• _What you have to do_
Convert the lines below into a JSON list of strings, one string per line, leaving out blank lines.

• _Records for this exercise_
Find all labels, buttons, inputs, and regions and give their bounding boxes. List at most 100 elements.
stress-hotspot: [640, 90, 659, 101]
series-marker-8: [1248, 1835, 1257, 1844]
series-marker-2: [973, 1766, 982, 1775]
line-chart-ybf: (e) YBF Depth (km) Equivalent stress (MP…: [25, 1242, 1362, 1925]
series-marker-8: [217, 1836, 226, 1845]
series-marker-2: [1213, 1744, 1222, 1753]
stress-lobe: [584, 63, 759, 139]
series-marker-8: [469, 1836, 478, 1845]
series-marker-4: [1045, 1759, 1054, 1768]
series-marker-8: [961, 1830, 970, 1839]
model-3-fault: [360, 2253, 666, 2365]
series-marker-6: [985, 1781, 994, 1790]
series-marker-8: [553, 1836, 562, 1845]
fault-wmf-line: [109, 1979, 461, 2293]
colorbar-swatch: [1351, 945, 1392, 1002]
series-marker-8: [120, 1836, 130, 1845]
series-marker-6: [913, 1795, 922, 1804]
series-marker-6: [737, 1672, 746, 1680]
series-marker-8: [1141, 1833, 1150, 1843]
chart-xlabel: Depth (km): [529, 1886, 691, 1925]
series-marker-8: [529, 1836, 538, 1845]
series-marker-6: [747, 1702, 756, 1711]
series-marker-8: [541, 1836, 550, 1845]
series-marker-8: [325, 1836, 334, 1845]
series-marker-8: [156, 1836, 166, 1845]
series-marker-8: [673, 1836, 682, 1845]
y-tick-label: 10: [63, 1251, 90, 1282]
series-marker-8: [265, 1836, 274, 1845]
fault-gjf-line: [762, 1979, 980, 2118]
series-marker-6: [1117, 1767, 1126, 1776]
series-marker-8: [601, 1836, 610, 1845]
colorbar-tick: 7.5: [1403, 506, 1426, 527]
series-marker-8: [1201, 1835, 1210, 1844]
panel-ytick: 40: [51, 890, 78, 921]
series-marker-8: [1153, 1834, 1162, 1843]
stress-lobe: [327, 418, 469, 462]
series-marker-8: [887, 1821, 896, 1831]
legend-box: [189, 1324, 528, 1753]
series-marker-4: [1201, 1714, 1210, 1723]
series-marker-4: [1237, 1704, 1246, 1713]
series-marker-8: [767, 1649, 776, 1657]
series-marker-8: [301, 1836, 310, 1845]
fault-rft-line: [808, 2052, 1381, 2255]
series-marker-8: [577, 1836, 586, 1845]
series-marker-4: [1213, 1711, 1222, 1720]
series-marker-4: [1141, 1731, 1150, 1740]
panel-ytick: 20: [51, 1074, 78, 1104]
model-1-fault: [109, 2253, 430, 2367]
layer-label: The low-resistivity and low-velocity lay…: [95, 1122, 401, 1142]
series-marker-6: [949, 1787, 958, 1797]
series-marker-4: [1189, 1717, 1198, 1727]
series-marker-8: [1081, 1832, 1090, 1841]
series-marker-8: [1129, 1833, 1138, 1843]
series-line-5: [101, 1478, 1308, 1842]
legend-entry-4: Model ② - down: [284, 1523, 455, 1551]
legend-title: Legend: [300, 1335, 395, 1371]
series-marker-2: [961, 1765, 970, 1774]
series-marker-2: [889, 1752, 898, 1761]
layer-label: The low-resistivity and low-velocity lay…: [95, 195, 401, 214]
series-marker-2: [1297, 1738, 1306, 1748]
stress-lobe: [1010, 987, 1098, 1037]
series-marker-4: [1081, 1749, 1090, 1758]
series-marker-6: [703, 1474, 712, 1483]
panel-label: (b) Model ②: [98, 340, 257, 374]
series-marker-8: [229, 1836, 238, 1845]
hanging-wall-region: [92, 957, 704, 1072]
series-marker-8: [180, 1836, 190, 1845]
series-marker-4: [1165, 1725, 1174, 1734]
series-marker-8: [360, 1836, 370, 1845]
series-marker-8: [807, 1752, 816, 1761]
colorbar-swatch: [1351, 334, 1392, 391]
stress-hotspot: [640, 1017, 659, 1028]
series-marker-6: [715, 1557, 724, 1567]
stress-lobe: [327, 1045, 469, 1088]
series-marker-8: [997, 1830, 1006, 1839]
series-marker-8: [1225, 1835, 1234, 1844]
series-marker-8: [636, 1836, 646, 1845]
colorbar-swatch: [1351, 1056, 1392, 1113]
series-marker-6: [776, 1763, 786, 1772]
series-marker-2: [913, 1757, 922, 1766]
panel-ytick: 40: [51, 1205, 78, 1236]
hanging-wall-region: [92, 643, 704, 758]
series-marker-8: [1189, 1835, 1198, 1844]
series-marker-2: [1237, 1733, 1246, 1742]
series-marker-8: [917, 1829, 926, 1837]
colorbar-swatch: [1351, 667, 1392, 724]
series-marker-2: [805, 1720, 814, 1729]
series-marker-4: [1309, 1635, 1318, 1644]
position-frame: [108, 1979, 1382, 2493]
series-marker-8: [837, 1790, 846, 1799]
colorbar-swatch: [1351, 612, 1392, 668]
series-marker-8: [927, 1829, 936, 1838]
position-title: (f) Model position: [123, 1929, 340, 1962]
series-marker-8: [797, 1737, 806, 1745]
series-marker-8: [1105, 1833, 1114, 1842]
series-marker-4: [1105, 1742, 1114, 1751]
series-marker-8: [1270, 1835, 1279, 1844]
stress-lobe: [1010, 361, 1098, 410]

• _Output for this exercise_
[
  "Find all labels, buttons, inputs, and regions and give their bounding boxes. List at most 100 elements.",
  "stress-hotspot: [640, 90, 659, 101]",
  "series-marker-8: [1248, 1835, 1257, 1844]",
  "series-marker-2: [973, 1766, 982, 1775]",
  "line-chart-ybf: (e) YBF Depth (km) Equivalent stress (MP…: [25, 1242, 1362, 1925]",
  "series-marker-8: [217, 1836, 226, 1845]",
  "series-marker-2: [1213, 1744, 1222, 1753]",
  "stress-lobe: [584, 63, 759, 139]",
  "series-marker-8: [469, 1836, 478, 1845]",
  "series-marker-4: [1045, 1759, 1054, 1768]",
  "series-marker-8: [961, 1830, 970, 1839]",
  "model-3-fault: [360, 2253, 666, 2365]",
  "series-marker-6: [985, 1781, 994, 1790]",
  "series-marker-8: [553, 1836, 562, 1845]",
  "fault-wmf-line: [109, 1979, 461, 2293]",
  "colorbar-swatch: [1351, 945, 1392, 1002]",
  "series-marker-8: [120, 1836, 130, 1845]",
  "series-marker-6: [913, 1795, 922, 1804]",
  "series-marker-6: [737, 1672, 746, 1680]",
  "series-marker-8: [1141, 1833, 1150, 1843]",
  "chart-xlabel: Depth (km): [529, 1886, 691, 1925]",
  "series-marker-8: [529, 1836, 538, 1845]",
  "series-marker-6: [747, 1702, 756, 1711]",
  "series-marker-8: [541, 1836, 550, 1845]",
  "series-marker-8: [325, 1836, 334, 1845]",
  "series-marker-8: [156, 1836, 166, 1845]",
  "series-marker-8: [673, 1836, 682, 1845]",
  "y-tick-label: 10: [63, 1251, 90, 1282]",
  "series-marker-8: [265, 1836, 274, 1845]",
  "fault-gjf-line: [762, 1979, 980, 2118]",
  "series-marker-6: [1117, 1767, 1126, 1776]",
  "series-marker-8: [601, 1836, 610, 1845]",
  "colorbar-tick: 7.5: [1403, 506, 1426, 527]",
  "series-marker-8: [1201, 1835, 1210, 1844]",
  "panel-ytick: 40: [51, 890, 78, 921]",
  "series-marker-8: [1153, 1834, 1162, 1843]",
  "stress-lobe: [327, 418, 469, 462]",
  "series-marker-8: [887, 1821, 896, 1831]",
  "legend-box: [189, 1324, 528, 1753]",
  "series-marker-4: [1201, 1714, 1210, 1723]",
  "series-marker-4: [1237, 1704, 1246, 1713]",
  "series-marker-8: [767, 1649, 776, 1657]",
  "series-marker-8: [301, 1836, 310, 1845]",
  "fault-rft-line: [808, 2052, 1381, 2255]",
  "series-marker-8: [577, 1836, 586, 1845]",
  "series-marker-4: [1213, 1711, 1222, 1720]",
  "series-marker-4: [1141, 1731, 1150, 1740]",
  "panel-ytick: 20: [51, 1074, 78, 1104]",
  "model-1-fault: [109, 2253, 430, 2367]",
  "layer-label: The low-resistivity and low-velocity lay…: [95, 1122, 401, 1142]",
  "series-marker-6: [949, 1787, 958, 1797]",
  "series-marker-4: [1189, 1717, 1198, 1727]",
  "series-marker-8: [1081, 1832, 1090, 1841]",
  "series-marker-8: [1129, 1833, 1138, 1843]",
  "series-line-5: [101, 1478, 1308, 1842]",
  "legend-entry-4: Model ② - down: [284, 1523, 455, 1551]",
  "legend-title: Legend: [300, 1335, 395, 1371]",
  "series-marker-2: [961, 1765, 970, 1774]",
  "series-marker-2: [889, 1752, 898, 1761]",
  "layer-label: The low-resistivity and low-velocity lay…: [95, 195, 401, 214]",
  "series-marker-2: [1297, 1738, 1306, 1748]",
  "stress-lobe: [1010, 987, 1098, 1037]",
  "series-marker-4: [1081, 1749, 1090, 1758]",
  "series-marker-6: [703, 1474, 712, 1483]",
  "panel-label: (b) Model ②: [98, 340, 257, 374]",
  "series-marker-8: [229, 1836, 238, 1845]",
  "hanging-wall-region: [92, 957, 704, 1072]",
  "series-marker-8: [180, 1836, 190, 1845]",
  "series-marker-4: [1165, 1725, 1174, 1734]",
  "series-marker-8: [360, 1836, 370, 1845]",
  "series-marker-8: [807, 1752, 816, 1761]",
  "colorbar-swatch: [1351, 334, 1392, 391]",
  "stress-hotspot: [640, 1017, 659, 1028]",
  "series-marker-6: [715, 1557, 724, 1567]",
  "stress-lobe: [327, 1045, 469, 1088]",
  "series-marker-8: [997, 1830, 1006, 1839]",
  "series-marker-8: [1225, 1835, 1234, 1844]",
  "series-marker-8: [636, 1836, 646, 1845]",
  "colorbar-swatch: [1351, 1056, 1392, 1113]",
  "series-marker-6: [776, 1763, 786, 1772]",
  "series-marker-2: [913, 1757, 922, 1766]",
  "panel-ytick: 40: [51, 1205, 78, 1236]",
  "hanging-wall-region: [92, 643, 704, 758]",
  "series-marker-8: [1189, 1835, 1198, 1844]",
  "series-marker-2: [1237, 1733, 1246, 1742]",
  "series-marker-8: [917, 1829, 926, 1837]",
  "colorbar-swatch: [1351, 667, 1392, 724]",
  "series-marker-2: [805, 1720, 814, 1729]",
  "series-marker-4: [1309, 1635, 1318, 1644]",
  "position-frame: [108, 1979, 1382, 2493]",
  "series-marker-8: [837, 1790, 846, 1799]",
  "colorbar-swatch: [1351, 612, 1392, 668]",
  "series-marker-8: [927, 1829, 936, 1838]",
  "position-title: (f) Model position: [123, 1929, 340, 1962]",
  "series-marker-8: [797, 1737, 806, 1745]",
  "series-marker-8: [1105, 1833, 1114, 1842]",
  "series-marker-4: [1105, 1742, 1114, 1751]",
  "series-marker-8: [1270, 1835, 1279, 1844]",
  "stress-lobe: [1010, 361, 1098, 410]"
]